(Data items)
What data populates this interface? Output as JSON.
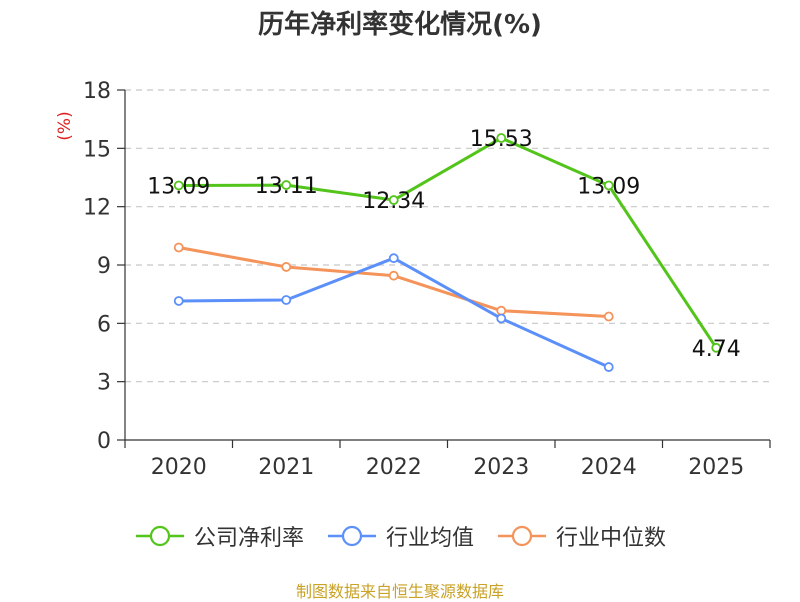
{
  "chart_data": {
    "type": "line",
    "title": "历年净利率变化情况(%)",
    "ylabel": "(%)",
    "xlabel": "",
    "categories": [
      "2020",
      "2021",
      "2022",
      "2023",
      "2024",
      "2025"
    ],
    "ylim": [
      0,
      18
    ],
    "yticks": [
      0,
      3,
      6,
      9,
      12,
      15,
      18
    ],
    "grid": "horizontal-dashed",
    "legend_position": "bottom",
    "series": [
      {
        "name": "公司净利率",
        "color": "#52c41a",
        "values": [
          13.09,
          13.11,
          12.34,
          15.53,
          13.09,
          4.74
        ],
        "labels": [
          "13.09",
          "13.11",
          "12.34",
          "15.53",
          "13.09",
          "4.74"
        ]
      },
      {
        "name": "行业均值",
        "color": "#5b8ff9",
        "values": [
          7.15,
          7.2,
          9.35,
          6.25,
          3.75,
          null
        ]
      },
      {
        "name": "行业中位数",
        "color": "#f4935a",
        "values": [
          9.9,
          8.9,
          8.45,
          6.65,
          6.35,
          null
        ]
      }
    ]
  },
  "footer": "制图数据来自恒生聚源数据库"
}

DIRECTIONS FOR THIS TASK >> Restate the listing above word for word, and skip the pictures.

OUTPUT OF THE TASK >>
What data populates this interface? Output as JSON.
{
  "chart_data": {
    "type": "line",
    "title": "历年净利率变化情况(%)",
    "ylabel": "(%)",
    "xlabel": "",
    "categories": [
      "2020",
      "2021",
      "2022",
      "2023",
      "2024",
      "2025"
    ],
    "ylim": [
      0,
      18
    ],
    "yticks": [
      0,
      3,
      6,
      9,
      12,
      15,
      18
    ],
    "grid": "horizontal-dashed",
    "legend_position": "bottom",
    "series": [
      {
        "name": "公司净利率",
        "color": "#52c41a",
        "values": [
          13.09,
          13.11,
          12.34,
          15.53,
          13.09,
          4.74
        ],
        "labels": [
          "13.09",
          "13.11",
          "12.34",
          "15.53",
          "13.09",
          "4.74"
        ]
      },
      {
        "name": "行业均值",
        "color": "#5b8ff9",
        "values": [
          7.15,
          7.2,
          9.35,
          6.25,
          3.75,
          null
        ]
      },
      {
        "name": "行业中位数",
        "color": "#f4935a",
        "values": [
          9.9,
          8.9,
          8.45,
          6.65,
          6.35,
          null
        ]
      }
    ]
  },
  "footer": "制图数据来自恒生聚源数据库"
}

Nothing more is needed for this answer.